Directions for this task: Write out each entry again. Keep every word exactly as it is.

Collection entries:
────────────────────────────────────────
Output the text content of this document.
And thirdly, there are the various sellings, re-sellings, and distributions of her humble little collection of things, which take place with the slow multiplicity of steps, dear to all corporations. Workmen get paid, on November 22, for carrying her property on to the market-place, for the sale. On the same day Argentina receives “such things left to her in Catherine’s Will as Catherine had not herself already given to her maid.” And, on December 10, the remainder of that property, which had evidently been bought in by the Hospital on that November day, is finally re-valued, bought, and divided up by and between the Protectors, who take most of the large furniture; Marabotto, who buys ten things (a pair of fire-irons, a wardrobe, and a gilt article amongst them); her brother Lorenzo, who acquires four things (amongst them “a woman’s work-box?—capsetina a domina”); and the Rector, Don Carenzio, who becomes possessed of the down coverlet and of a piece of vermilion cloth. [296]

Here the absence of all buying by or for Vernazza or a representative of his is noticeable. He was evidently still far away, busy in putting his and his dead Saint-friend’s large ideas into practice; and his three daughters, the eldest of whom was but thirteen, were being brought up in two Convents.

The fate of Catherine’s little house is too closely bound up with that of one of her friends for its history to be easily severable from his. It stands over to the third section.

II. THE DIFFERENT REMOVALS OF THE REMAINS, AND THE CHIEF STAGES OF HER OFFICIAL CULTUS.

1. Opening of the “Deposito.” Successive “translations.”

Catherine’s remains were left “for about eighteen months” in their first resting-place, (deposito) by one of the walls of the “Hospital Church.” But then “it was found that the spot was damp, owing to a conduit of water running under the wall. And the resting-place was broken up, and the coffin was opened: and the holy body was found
────────────────────────────────────────
Worked answer:
Output the text content of this document.
And thirdly, there are the various sellings, re-sellings, and distributions of her humble little collection of things, which take place with the slow multiplicity of steps, dear to all corporations. Workmen get paid, on November 22, for carrying her property on to the market-place, for the sale. On the same day Argentina receives “such things left to her in Catherine’s Will as Catherine had not herself already given to her maid.” And, on December 10, the remainder of that property, which had evidently been bought in by the Hospital on that November day, is finally re-valued, bought, and divided up by and between the Protectors, who take most of the large furniture; Marabotto, who buys ten things (a pair of fire-irons, a wardrobe, and a gilt article amongst them); her brother Lorenzo, who acquires four things (amongst them “a woman’s work-box?—capsetina a domina”); and the Rector, Don Carenzio, who becomes possessed of the down coverlet and of a piece of vermilion cloth. [296]

Here the absence of all buying by or for Vernazza or a representative of his is noticeable. He was evidently still far away, busy in putting his and his dead Saint-friend’s large ideas into practice; and his three daughters, the eldest of whom was but thirteen, were being brought up in two Convents.

The fate of Catherine’s little house is too closely bound up with that of one of her friends for its history to be easily severable from his. It stands over to the third section.

II. THE DIFFERENT REMOVALS OF THE REMAINS, AND THE CHIEF STAGES OF HER OFFICIAL CULTUS.

1. Opening of the “Deposito.” Successive “translations.”

Catherine’s remains were left “for about eighteen months” in their first resting-place, (deposito) by one of the walls of the “Hospital Church.” But then “it was found that the spot was damp, owing to a conduit of water running under the wall. And the resting-place was broken up, and the coffin was opened: and the holy body was found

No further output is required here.